[A run of records]
________________________

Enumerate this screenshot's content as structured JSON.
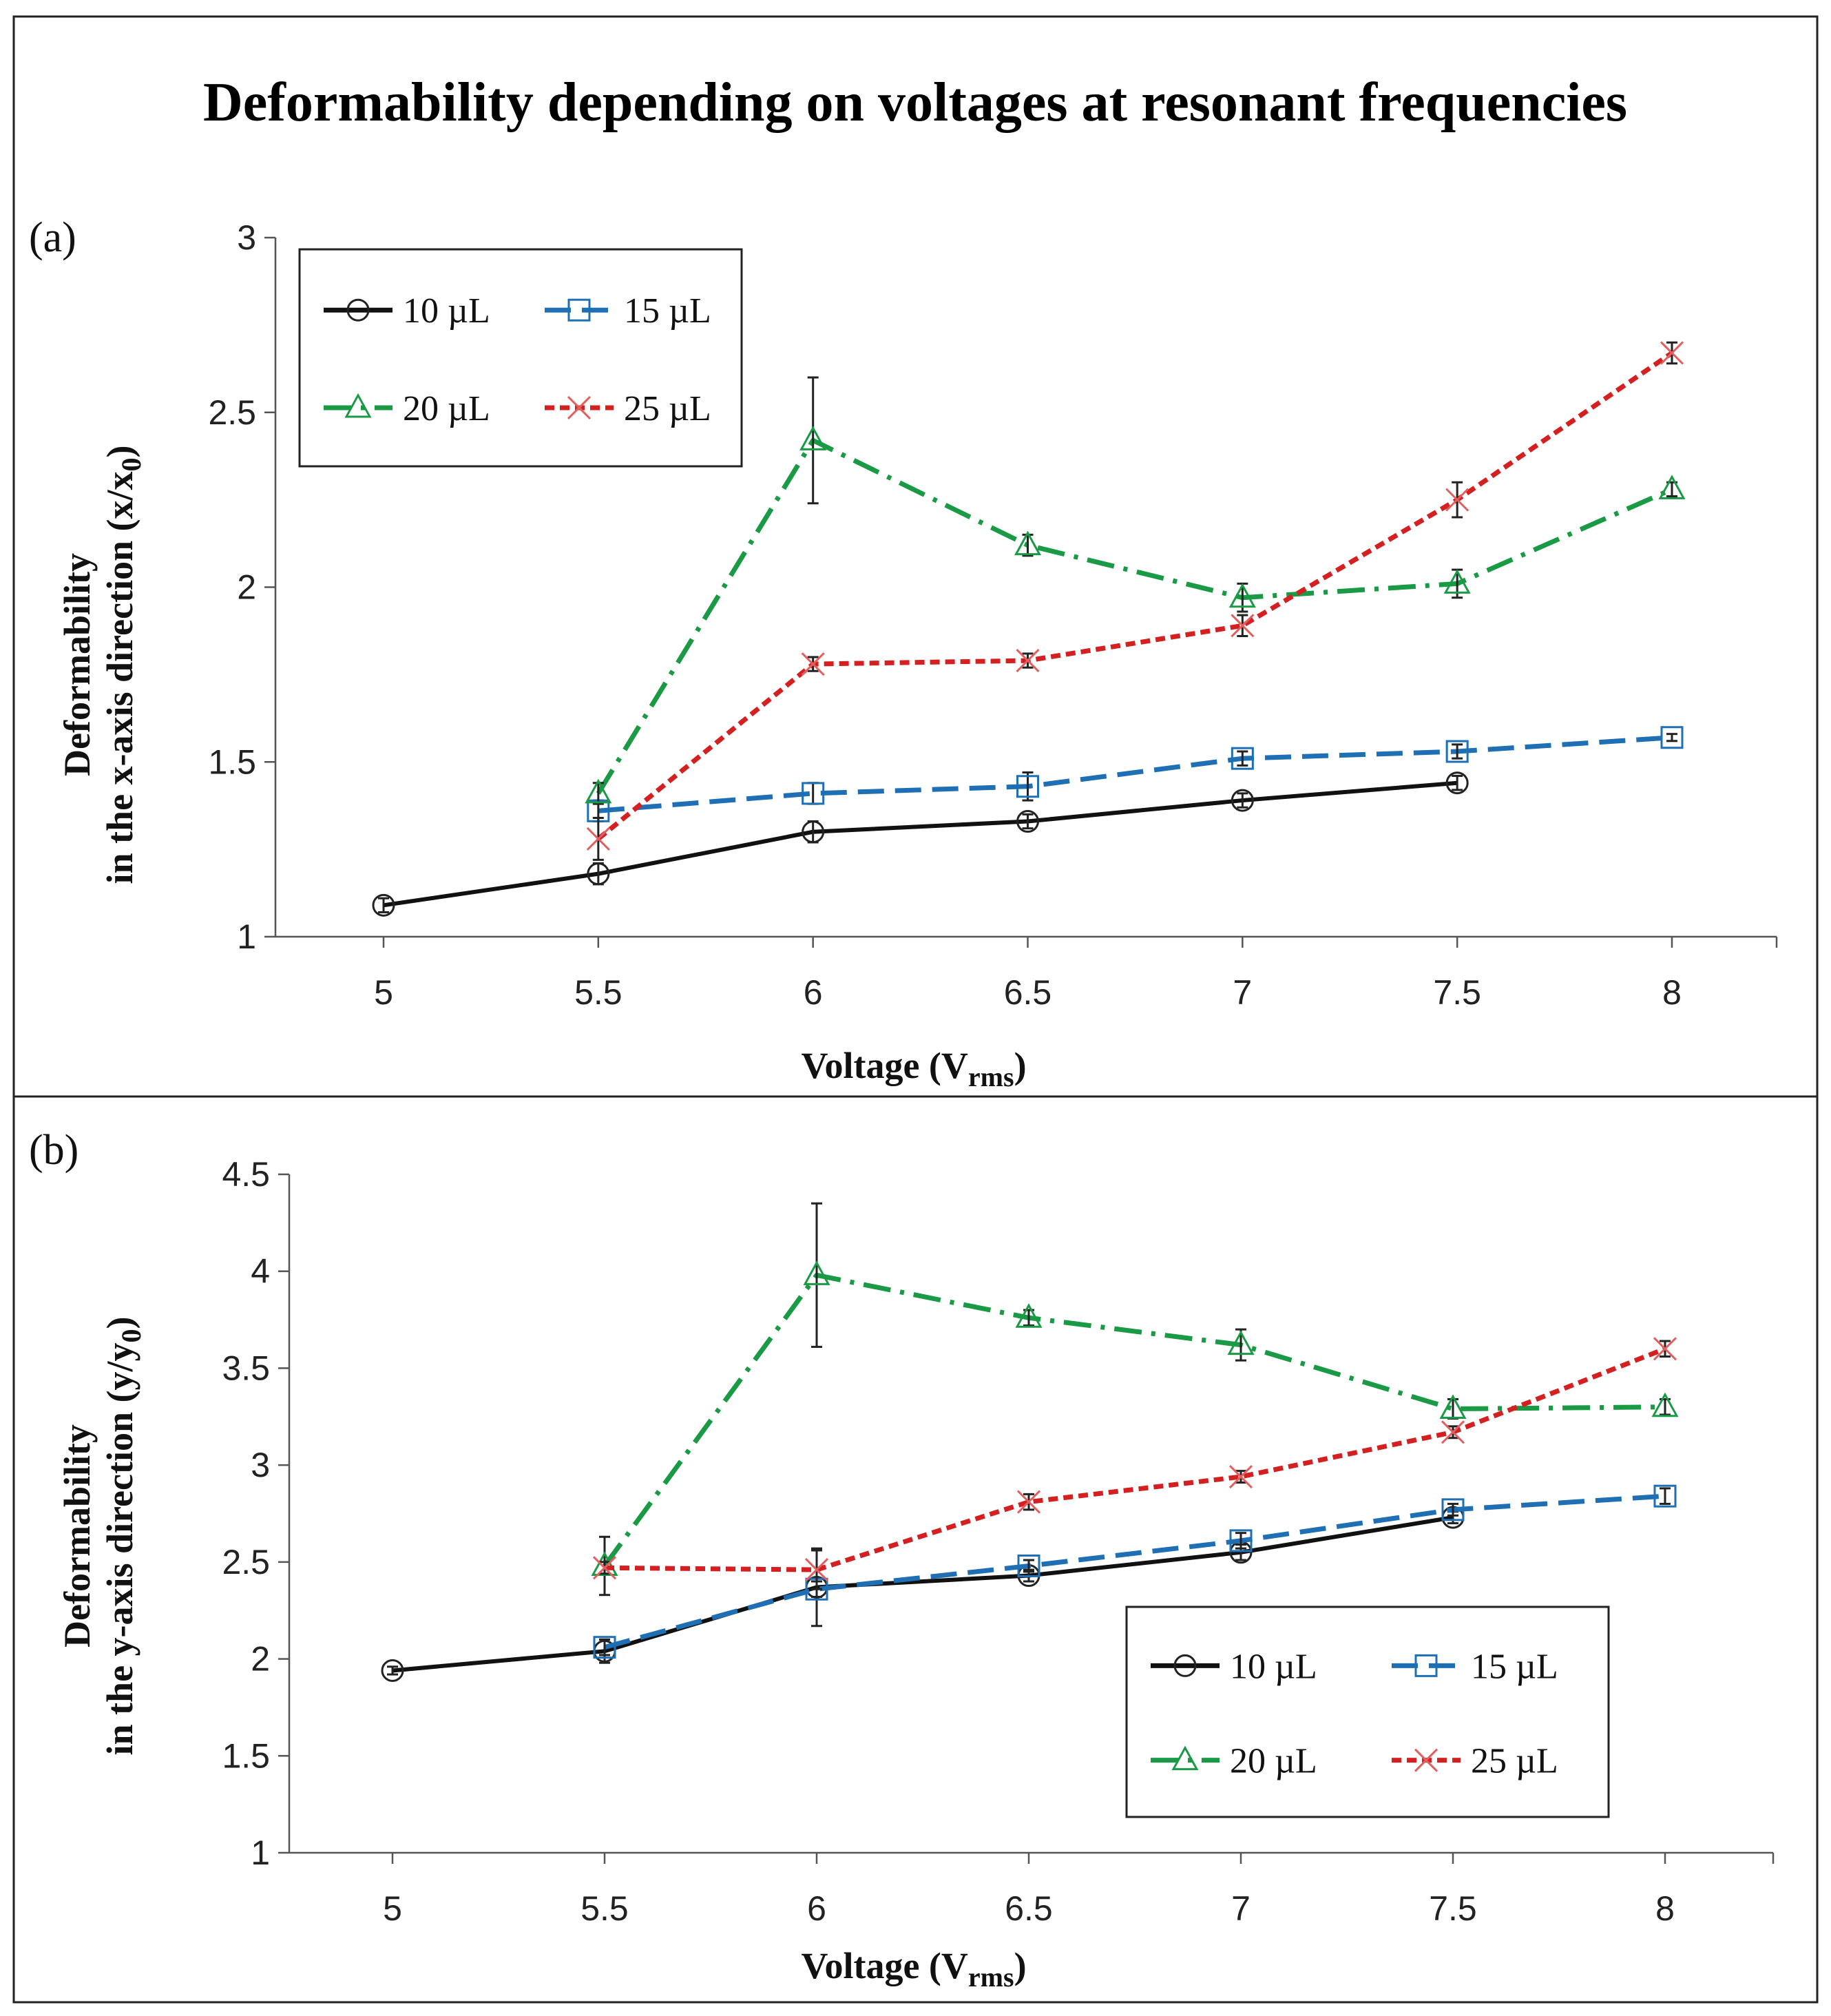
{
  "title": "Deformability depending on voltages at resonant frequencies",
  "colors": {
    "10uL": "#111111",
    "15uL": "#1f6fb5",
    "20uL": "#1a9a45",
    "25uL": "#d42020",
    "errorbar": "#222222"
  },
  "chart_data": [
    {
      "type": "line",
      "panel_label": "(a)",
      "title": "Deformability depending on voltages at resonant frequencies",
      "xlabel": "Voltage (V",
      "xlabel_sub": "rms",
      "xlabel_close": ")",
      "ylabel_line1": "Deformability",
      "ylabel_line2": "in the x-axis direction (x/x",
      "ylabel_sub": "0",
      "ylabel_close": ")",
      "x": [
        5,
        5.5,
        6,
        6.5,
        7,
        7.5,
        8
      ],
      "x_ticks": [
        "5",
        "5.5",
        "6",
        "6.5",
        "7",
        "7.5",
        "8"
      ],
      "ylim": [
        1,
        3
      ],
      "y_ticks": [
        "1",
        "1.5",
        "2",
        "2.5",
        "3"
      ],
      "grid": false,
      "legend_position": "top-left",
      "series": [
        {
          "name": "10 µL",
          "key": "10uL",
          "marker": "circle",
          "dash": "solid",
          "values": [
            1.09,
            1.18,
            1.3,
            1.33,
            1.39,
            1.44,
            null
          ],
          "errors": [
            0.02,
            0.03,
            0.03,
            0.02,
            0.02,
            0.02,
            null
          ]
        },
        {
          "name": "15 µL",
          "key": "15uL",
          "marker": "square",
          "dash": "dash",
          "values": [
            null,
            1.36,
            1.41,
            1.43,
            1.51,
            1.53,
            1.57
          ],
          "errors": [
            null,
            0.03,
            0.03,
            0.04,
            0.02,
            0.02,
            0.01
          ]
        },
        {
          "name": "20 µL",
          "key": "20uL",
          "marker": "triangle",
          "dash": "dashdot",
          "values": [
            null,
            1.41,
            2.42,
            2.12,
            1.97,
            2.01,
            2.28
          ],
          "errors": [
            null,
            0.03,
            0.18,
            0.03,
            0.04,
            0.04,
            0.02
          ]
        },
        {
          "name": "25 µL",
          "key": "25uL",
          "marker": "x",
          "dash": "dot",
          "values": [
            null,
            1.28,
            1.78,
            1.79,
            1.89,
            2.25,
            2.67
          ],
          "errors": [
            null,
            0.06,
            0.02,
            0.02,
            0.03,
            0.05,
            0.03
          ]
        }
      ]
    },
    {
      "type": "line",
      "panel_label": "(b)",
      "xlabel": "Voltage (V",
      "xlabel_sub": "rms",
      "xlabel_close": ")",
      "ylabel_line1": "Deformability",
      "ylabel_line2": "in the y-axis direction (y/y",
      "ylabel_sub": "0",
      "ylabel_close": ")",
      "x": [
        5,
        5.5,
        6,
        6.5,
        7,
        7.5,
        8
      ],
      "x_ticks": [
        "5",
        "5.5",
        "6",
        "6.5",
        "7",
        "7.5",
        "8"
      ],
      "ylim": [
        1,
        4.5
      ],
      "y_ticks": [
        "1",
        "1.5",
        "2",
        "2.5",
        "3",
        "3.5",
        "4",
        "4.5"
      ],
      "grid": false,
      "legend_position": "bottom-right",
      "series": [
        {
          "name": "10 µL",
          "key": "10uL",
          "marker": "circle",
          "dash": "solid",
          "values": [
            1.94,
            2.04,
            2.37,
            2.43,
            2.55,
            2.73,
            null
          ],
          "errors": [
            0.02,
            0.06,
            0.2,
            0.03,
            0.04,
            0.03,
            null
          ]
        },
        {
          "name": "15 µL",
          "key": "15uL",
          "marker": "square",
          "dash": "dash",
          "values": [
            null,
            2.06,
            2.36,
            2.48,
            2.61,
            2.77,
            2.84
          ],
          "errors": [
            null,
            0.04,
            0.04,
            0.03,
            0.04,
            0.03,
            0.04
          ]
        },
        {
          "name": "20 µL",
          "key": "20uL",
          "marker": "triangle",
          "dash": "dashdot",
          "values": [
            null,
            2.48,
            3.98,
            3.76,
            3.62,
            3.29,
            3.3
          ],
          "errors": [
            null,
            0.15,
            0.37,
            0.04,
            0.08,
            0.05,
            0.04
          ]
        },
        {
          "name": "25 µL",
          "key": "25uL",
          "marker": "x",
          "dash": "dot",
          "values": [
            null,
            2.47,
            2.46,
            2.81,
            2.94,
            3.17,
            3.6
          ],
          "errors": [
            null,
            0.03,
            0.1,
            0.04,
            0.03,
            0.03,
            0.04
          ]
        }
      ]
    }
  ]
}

________________________

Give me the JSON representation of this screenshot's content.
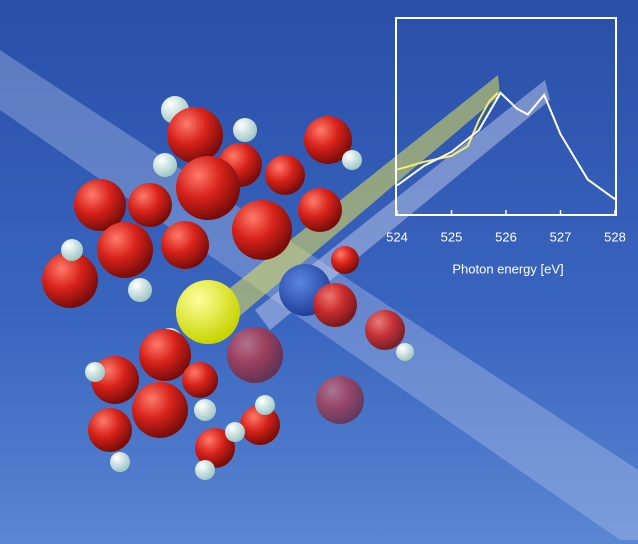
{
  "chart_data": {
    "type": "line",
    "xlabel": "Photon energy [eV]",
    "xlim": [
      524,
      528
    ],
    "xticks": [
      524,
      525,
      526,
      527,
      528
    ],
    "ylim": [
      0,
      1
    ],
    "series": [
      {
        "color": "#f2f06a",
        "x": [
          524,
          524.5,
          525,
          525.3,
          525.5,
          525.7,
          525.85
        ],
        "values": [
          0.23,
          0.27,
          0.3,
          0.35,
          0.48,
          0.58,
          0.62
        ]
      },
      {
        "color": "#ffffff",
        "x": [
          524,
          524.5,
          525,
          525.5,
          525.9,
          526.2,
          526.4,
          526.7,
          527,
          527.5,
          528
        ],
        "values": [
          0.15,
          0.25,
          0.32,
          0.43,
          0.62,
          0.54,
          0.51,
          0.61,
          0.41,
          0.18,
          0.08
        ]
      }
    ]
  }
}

________________________

What you have to do =
Select all lines in the listing that include the word "depending".

Response to this task =
  "title": "Deformability depending on voltages at resonant frequencies",
      "title": "Deformability depending on voltages at resonant frequencies",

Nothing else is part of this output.